> Goal
Copy the records below exactly as they are written.

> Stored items
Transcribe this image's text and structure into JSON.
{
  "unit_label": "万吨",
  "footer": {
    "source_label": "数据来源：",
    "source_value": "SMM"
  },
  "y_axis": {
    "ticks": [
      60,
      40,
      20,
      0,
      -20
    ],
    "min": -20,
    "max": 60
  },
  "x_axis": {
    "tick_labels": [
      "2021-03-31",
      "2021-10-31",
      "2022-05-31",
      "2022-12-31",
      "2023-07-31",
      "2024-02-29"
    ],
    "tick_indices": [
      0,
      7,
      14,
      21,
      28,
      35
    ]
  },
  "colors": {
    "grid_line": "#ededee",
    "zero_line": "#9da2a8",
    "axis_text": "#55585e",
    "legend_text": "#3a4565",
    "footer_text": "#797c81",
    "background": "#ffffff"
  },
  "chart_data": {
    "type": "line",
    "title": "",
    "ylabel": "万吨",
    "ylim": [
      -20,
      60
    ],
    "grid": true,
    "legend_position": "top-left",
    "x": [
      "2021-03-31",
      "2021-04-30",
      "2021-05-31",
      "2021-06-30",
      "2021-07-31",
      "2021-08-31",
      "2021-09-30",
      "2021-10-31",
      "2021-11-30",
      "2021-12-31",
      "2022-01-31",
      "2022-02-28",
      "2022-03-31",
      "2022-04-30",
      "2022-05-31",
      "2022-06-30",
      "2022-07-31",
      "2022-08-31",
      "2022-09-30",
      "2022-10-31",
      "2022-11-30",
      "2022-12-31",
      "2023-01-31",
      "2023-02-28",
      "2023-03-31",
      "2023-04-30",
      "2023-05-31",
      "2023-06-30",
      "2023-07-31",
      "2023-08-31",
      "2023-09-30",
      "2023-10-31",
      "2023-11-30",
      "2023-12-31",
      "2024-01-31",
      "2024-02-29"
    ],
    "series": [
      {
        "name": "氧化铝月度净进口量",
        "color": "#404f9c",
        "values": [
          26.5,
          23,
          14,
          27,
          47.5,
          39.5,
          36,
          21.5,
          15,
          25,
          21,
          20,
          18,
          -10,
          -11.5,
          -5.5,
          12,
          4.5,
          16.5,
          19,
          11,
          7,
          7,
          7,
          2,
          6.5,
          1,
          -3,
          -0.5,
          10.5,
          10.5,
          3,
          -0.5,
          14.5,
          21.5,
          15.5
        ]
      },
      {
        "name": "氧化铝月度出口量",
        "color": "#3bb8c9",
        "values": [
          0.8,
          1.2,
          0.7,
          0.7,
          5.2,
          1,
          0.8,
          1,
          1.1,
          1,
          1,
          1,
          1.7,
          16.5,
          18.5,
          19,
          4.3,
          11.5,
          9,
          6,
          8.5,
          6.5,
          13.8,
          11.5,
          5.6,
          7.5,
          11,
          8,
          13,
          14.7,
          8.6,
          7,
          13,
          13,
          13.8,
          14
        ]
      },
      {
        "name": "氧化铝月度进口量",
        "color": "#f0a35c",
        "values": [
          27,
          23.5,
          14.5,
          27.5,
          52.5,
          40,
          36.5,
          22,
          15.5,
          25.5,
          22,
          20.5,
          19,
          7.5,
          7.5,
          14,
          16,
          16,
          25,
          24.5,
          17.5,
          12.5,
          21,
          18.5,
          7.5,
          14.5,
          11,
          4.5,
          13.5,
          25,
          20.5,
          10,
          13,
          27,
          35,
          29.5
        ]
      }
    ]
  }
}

> Exercise solution
Transcribe this image's text and structure into JSON.
{
  "unit_label": "万吨",
  "footer": {
    "source_label": "数据来源：",
    "source_value": "SMM"
  },
  "y_axis": {
    "ticks": [
      60,
      40,
      20,
      0,
      -20
    ],
    "min": -20,
    "max": 60
  },
  "x_axis": {
    "tick_labels": [
      "2021-03-31",
      "2021-10-31",
      "2022-05-31",
      "2022-12-31",
      "2023-07-31",
      "2024-02-29"
    ],
    "tick_indices": [
      0,
      7,
      14,
      21,
      28,
      35
    ]
  },
  "colors": {
    "grid_line": "#ededee",
    "zero_line": "#9da2a8",
    "axis_text": "#55585e",
    "legend_text": "#3a4565",
    "footer_text": "#797c81",
    "background": "#ffffff"
  },
  "chart_data": {
    "type": "line",
    "title": "",
    "ylabel": "万吨",
    "ylim": [
      -20,
      60
    ],
    "grid": true,
    "legend_position": "top-left",
    "x": [
      "2021-03-31",
      "2021-04-30",
      "2021-05-31",
      "2021-06-30",
      "2021-07-31",
      "2021-08-31",
      "2021-09-30",
      "2021-10-31",
      "2021-11-30",
      "2021-12-31",
      "2022-01-31",
      "2022-02-28",
      "2022-03-31",
      "2022-04-30",
      "2022-05-31",
      "2022-06-30",
      "2022-07-31",
      "2022-08-31",
      "2022-09-30",
      "2022-10-31",
      "2022-11-30",
      "2022-12-31",
      "2023-01-31",
      "2023-02-28",
      "2023-03-31",
      "2023-04-30",
      "2023-05-31",
      "2023-06-30",
      "2023-07-31",
      "2023-08-31",
      "2023-09-30",
      "2023-10-31",
      "2023-11-30",
      "2023-12-31",
      "2024-01-31",
      "2024-02-29"
    ],
    "series": [
      {
        "name": "氧化铝月度净进口量",
        "color": "#404f9c",
        "values": [
          26.5,
          23,
          14,
          27,
          47.5,
          39.5,
          36,
          21.5,
          15,
          25,
          21,
          20,
          18,
          -10,
          -11.5,
          -5.5,
          12,
          4.5,
          16.5,
          19,
          11,
          7,
          7,
          7,
          2,
          6.5,
          1,
          -3,
          -0.5,
          10.5,
          10.5,
          3,
          -0.5,
          14.5,
          21.5,
          15.5
        ]
      },
      {
        "name": "氧化铝月度出口量",
        "color": "#3bb8c9",
        "values": [
          0.8,
          1.2,
          0.7,
          0.7,
          5.2,
          1,
          0.8,
          1,
          1.1,
          1,
          1,
          1,
          1.7,
          16.5,
          18.5,
          19,
          4.3,
          11.5,
          9,
          6,
          8.5,
          6.5,
          13.8,
          11.5,
          5.6,
          7.5,
          11,
          8,
          13,
          14.7,
          8.6,
          7,
          13,
          13,
          13.8,
          14
        ]
      },
      {
        "name": "氧化铝月度进口量",
        "color": "#f0a35c",
        "values": [
          27,
          23.5,
          14.5,
          27.5,
          52.5,
          40,
          36.5,
          22,
          15.5,
          25.5,
          22,
          20.5,
          19,
          7.5,
          7.5,
          14,
          16,
          16,
          25,
          24.5,
          17.5,
          12.5,
          21,
          18.5,
          7.5,
          14.5,
          11,
          4.5,
          13.5,
          25,
          20.5,
          10,
          13,
          27,
          35,
          29.5
        ]
      }
    ]
  }
}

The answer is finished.